*Instruction*.
Please pull out every line that includes the string "area".

* * * * * * * * *

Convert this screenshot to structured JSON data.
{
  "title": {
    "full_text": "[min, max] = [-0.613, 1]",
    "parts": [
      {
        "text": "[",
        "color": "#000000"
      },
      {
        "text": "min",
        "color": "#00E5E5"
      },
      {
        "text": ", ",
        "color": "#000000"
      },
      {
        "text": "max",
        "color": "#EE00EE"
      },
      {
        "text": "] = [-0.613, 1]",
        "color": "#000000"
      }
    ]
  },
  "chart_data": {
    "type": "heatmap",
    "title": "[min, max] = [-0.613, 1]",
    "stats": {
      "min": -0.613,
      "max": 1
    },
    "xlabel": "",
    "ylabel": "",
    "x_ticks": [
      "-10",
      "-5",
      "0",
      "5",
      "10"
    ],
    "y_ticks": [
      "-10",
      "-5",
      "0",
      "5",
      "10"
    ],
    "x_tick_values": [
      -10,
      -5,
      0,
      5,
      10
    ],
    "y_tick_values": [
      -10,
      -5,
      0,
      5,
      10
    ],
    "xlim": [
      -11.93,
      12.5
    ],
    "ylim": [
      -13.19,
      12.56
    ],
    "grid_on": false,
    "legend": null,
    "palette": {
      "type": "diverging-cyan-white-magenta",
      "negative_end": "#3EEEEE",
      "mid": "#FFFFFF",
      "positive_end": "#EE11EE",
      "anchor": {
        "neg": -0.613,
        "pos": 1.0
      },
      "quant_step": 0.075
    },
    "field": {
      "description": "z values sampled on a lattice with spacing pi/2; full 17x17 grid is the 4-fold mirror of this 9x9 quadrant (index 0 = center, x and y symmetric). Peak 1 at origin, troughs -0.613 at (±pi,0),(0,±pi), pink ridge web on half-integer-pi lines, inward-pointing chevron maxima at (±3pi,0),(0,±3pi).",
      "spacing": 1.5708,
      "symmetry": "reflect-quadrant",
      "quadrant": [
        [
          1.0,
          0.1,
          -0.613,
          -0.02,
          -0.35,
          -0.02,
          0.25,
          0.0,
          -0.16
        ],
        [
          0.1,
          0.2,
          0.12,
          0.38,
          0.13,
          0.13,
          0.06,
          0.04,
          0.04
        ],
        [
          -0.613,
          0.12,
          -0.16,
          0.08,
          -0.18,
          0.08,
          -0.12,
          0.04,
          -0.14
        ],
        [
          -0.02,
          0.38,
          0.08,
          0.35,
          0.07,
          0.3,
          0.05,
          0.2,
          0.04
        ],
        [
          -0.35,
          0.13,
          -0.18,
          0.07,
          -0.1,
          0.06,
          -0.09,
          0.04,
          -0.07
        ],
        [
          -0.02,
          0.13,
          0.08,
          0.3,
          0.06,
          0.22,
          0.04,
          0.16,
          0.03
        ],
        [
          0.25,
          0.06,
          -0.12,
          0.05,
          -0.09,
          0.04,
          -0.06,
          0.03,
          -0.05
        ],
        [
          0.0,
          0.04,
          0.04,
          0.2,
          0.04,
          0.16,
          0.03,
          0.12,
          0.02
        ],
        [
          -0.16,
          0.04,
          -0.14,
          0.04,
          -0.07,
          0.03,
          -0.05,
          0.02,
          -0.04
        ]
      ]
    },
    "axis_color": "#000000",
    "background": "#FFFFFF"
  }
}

* * * * * * * * *

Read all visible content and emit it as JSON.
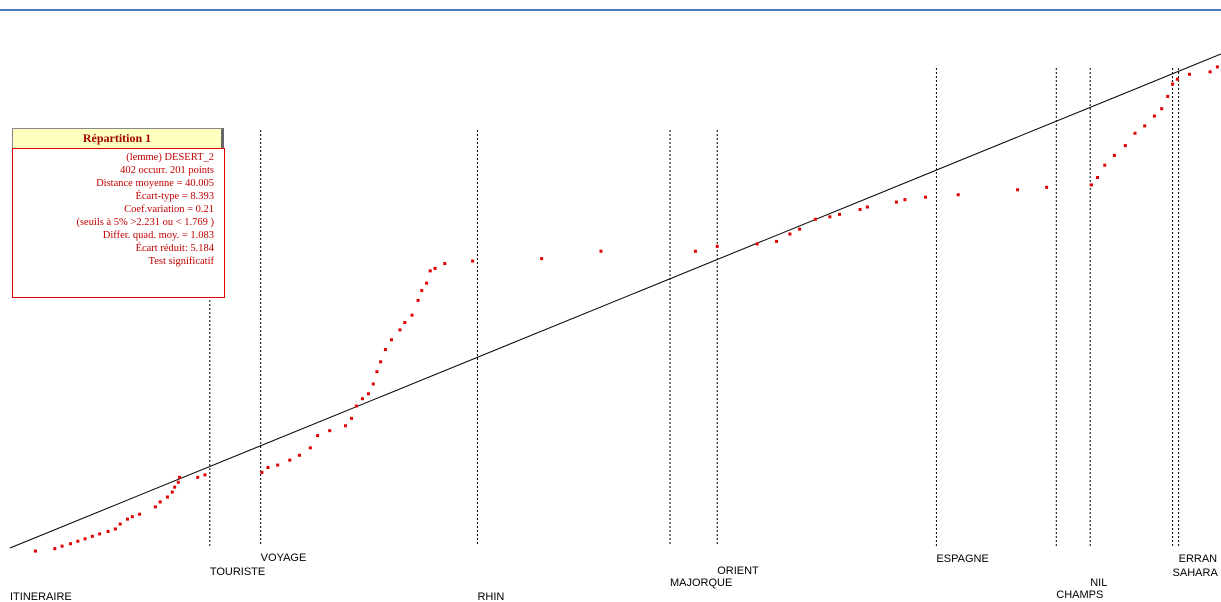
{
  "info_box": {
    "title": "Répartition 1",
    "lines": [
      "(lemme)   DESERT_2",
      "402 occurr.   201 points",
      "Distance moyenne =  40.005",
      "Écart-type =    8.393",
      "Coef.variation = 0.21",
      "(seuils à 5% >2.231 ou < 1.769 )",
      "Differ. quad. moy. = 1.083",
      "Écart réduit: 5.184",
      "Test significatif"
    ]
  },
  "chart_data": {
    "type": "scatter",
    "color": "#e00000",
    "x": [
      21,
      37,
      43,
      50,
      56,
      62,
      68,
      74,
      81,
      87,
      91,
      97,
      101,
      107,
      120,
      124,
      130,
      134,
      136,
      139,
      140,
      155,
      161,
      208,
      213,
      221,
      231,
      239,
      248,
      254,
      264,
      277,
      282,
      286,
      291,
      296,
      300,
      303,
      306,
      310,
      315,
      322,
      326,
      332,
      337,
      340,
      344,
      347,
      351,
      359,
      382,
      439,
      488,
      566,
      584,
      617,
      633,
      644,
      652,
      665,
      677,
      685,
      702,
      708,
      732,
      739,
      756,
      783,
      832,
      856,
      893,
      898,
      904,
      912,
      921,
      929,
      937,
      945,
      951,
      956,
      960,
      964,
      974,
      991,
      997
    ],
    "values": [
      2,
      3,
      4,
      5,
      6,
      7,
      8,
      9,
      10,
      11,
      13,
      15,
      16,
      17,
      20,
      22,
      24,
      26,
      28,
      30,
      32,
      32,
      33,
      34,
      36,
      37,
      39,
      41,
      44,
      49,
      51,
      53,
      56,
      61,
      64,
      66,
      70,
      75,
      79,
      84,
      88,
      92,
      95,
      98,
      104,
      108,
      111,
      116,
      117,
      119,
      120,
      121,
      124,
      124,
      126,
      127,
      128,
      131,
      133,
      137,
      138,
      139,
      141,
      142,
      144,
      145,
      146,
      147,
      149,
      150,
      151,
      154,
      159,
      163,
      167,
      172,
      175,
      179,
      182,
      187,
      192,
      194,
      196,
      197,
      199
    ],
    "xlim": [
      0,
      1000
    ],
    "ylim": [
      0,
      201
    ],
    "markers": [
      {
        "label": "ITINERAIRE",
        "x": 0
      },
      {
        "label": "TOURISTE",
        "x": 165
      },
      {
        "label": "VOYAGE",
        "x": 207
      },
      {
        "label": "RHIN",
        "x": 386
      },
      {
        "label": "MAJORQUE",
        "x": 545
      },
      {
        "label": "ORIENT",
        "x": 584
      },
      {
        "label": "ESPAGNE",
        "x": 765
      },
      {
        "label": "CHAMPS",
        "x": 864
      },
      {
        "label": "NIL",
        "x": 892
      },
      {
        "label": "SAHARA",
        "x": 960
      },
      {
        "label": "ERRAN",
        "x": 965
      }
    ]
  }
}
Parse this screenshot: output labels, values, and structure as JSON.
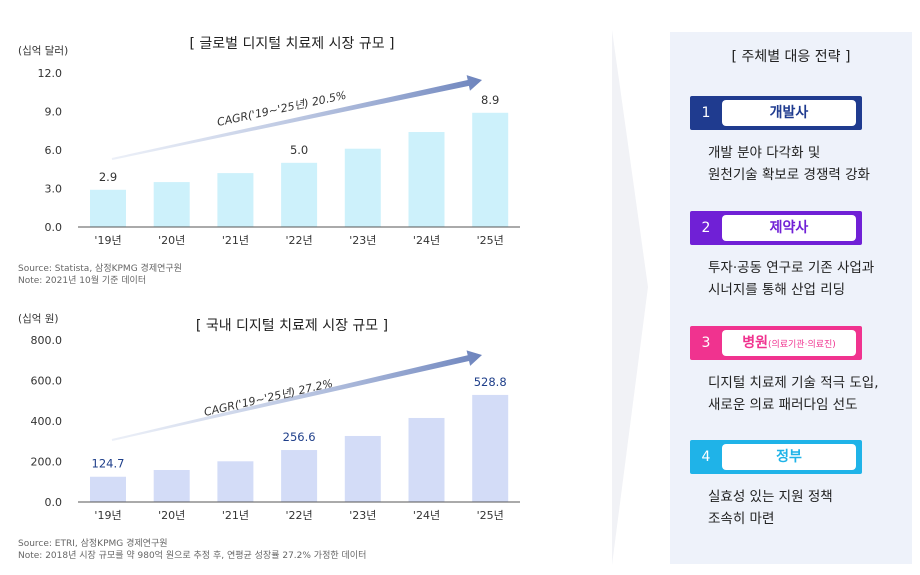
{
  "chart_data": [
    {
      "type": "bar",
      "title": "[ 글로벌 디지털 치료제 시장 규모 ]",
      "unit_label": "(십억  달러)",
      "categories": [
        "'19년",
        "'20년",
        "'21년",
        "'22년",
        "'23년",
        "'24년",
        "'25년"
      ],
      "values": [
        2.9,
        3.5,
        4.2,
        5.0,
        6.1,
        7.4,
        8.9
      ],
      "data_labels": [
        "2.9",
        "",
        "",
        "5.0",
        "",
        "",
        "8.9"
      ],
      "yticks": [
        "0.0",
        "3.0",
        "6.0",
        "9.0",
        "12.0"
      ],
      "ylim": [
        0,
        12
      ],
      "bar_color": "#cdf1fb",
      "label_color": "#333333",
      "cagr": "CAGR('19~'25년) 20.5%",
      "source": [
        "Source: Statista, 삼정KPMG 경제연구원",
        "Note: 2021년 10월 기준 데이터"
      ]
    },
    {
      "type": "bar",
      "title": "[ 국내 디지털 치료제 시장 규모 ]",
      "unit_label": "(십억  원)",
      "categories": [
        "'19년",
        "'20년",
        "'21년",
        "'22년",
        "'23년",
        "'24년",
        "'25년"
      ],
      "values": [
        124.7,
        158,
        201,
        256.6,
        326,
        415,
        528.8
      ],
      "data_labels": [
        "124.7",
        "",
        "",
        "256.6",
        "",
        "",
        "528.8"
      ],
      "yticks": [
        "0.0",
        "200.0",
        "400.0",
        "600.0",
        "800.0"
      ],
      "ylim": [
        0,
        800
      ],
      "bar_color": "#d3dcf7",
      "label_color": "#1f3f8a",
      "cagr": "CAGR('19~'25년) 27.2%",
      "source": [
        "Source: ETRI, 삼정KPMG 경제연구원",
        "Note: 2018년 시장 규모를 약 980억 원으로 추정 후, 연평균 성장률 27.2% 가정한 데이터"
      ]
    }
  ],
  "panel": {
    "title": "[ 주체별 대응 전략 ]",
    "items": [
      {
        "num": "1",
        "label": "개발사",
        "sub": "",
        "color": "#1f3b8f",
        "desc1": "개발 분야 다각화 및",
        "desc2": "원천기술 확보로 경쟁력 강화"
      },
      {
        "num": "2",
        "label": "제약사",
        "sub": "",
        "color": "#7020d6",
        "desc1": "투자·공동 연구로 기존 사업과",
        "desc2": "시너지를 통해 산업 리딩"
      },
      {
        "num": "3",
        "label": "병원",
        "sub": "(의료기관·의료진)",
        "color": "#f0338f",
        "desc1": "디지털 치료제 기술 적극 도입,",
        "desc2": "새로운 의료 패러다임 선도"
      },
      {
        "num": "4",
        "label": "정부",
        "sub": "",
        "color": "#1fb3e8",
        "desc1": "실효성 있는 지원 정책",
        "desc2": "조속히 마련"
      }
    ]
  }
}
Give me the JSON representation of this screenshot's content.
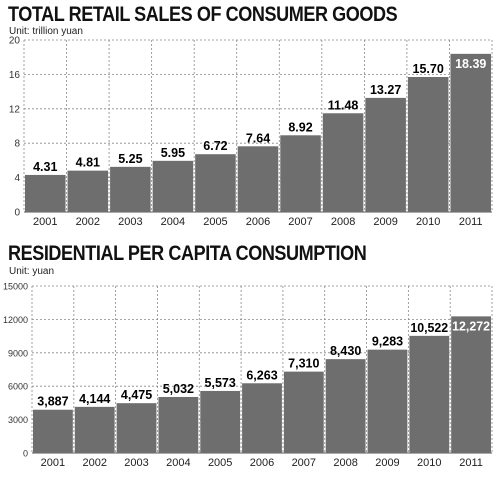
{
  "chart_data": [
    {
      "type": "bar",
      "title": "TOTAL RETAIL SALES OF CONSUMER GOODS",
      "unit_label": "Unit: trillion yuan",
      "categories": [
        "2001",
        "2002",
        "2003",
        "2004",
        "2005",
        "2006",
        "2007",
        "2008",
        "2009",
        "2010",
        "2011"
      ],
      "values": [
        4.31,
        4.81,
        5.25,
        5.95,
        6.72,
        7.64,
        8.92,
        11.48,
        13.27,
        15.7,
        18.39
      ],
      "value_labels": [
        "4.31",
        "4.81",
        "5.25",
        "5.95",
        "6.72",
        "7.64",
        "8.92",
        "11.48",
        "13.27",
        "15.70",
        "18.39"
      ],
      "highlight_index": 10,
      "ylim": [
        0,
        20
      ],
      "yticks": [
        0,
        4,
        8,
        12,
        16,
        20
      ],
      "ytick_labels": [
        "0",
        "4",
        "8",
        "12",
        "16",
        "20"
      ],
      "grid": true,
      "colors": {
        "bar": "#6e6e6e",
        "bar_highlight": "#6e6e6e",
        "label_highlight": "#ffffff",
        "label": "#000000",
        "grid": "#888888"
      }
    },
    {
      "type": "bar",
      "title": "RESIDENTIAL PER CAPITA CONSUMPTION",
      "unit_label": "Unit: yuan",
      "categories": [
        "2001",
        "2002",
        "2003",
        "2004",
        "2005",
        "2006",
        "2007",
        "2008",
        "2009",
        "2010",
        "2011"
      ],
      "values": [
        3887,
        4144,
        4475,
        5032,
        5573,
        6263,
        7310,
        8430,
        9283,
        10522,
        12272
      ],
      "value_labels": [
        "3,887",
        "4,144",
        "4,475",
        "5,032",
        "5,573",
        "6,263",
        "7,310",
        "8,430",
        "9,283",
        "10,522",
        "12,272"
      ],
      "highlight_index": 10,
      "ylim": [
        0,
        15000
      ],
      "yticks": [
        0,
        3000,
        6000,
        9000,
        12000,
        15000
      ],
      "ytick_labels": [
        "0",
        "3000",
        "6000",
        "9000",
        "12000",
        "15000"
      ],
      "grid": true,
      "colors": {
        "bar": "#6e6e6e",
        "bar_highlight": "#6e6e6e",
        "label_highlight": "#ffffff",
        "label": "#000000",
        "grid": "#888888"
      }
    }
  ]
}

* * * * * * * * *

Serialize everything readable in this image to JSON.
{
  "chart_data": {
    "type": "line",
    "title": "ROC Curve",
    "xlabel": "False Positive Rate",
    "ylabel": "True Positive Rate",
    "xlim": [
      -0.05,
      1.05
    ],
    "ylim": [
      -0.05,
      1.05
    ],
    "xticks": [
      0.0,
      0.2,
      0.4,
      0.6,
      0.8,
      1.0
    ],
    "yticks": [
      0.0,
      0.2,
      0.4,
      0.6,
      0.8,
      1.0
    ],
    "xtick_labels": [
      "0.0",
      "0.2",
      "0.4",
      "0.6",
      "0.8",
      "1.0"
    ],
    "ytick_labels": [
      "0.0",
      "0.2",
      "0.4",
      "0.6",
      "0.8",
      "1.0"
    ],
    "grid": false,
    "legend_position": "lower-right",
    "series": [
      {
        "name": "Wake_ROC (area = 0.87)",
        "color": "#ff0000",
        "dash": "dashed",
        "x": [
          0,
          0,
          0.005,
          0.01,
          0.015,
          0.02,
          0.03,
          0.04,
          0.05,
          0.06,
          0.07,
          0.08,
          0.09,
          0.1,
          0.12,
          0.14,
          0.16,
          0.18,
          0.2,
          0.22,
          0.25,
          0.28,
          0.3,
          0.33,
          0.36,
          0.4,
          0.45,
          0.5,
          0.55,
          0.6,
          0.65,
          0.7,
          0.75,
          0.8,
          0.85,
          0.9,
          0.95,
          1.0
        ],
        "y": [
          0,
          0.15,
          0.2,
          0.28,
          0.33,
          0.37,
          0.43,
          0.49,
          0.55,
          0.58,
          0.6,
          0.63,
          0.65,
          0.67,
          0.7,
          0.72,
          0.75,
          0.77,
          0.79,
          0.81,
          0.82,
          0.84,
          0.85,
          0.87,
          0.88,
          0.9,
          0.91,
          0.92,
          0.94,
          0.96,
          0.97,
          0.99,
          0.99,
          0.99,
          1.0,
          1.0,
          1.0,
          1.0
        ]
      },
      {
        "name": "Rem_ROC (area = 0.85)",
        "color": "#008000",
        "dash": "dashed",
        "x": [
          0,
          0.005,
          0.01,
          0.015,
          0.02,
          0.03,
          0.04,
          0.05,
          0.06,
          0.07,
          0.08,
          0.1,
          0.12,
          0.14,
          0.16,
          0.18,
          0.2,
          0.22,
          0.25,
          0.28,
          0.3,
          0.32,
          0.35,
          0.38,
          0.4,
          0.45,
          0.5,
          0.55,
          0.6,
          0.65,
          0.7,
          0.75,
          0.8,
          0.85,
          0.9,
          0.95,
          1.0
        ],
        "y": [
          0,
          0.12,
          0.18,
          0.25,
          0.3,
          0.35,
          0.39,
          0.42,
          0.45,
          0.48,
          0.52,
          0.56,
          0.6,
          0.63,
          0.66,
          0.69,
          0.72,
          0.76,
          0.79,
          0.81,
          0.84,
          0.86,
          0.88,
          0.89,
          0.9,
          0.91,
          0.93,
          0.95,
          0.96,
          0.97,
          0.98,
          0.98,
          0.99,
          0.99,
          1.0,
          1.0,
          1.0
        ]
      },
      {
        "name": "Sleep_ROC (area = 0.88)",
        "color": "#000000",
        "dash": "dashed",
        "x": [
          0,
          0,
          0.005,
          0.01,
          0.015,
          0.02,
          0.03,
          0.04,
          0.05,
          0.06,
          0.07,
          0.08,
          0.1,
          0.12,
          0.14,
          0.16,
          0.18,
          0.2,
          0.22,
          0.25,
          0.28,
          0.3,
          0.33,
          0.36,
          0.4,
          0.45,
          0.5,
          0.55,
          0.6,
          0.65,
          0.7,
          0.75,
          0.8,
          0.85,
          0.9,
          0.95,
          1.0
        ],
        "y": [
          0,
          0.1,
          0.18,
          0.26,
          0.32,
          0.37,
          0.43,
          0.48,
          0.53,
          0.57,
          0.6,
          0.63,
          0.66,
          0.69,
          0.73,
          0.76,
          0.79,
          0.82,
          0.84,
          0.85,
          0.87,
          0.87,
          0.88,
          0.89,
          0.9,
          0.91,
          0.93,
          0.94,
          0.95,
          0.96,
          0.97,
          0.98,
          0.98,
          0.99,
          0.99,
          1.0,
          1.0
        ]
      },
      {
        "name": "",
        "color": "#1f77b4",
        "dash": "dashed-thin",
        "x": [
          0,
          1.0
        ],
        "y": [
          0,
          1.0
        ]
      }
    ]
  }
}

* * * * * * * * *

*Right answer*.
        "name": "Wake_ROC (area = 0.87)",
        "name": "Rem_ROC (area = 0.85)",
        "name": "Sleep_ROC (area = 0.88)",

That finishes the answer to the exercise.